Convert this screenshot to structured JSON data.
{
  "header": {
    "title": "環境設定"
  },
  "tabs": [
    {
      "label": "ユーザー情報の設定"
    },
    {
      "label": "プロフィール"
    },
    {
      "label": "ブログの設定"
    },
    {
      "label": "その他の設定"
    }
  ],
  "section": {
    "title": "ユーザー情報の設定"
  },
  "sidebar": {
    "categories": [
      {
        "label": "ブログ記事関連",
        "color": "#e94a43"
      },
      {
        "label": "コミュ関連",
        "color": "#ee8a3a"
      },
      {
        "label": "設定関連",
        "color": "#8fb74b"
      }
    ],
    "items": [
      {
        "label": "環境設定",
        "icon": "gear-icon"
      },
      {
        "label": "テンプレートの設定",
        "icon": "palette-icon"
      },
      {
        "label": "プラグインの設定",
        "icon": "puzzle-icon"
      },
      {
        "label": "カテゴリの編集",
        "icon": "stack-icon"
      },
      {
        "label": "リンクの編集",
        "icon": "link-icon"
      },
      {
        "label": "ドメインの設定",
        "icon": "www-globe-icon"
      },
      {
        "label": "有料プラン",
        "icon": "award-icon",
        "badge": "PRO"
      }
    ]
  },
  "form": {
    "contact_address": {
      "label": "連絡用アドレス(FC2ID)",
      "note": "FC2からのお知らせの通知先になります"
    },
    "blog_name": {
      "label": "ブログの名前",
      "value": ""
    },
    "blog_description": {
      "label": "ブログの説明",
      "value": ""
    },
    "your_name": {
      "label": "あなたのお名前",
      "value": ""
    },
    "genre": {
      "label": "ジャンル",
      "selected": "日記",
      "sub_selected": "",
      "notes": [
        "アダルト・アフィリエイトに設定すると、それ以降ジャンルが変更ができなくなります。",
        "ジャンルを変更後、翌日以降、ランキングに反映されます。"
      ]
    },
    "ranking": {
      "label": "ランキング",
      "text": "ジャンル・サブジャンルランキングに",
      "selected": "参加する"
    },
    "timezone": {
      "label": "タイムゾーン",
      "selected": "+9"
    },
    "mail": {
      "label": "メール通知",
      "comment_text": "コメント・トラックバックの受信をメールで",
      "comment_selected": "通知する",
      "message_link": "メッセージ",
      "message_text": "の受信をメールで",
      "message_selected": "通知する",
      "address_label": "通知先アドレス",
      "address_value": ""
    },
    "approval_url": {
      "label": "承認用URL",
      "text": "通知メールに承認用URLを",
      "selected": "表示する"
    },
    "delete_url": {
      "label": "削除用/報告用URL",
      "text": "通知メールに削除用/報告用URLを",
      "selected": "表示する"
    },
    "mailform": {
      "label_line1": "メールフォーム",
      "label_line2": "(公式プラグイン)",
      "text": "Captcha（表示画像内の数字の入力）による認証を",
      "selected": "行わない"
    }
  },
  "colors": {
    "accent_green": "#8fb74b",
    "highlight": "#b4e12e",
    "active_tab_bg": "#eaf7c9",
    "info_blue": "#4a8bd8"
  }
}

------------

» **THE TASK**: Check each line in the records for the word "icon" and say how many have it, with nothing else.

» **OUTPUT OF THE EXERCISE**: 7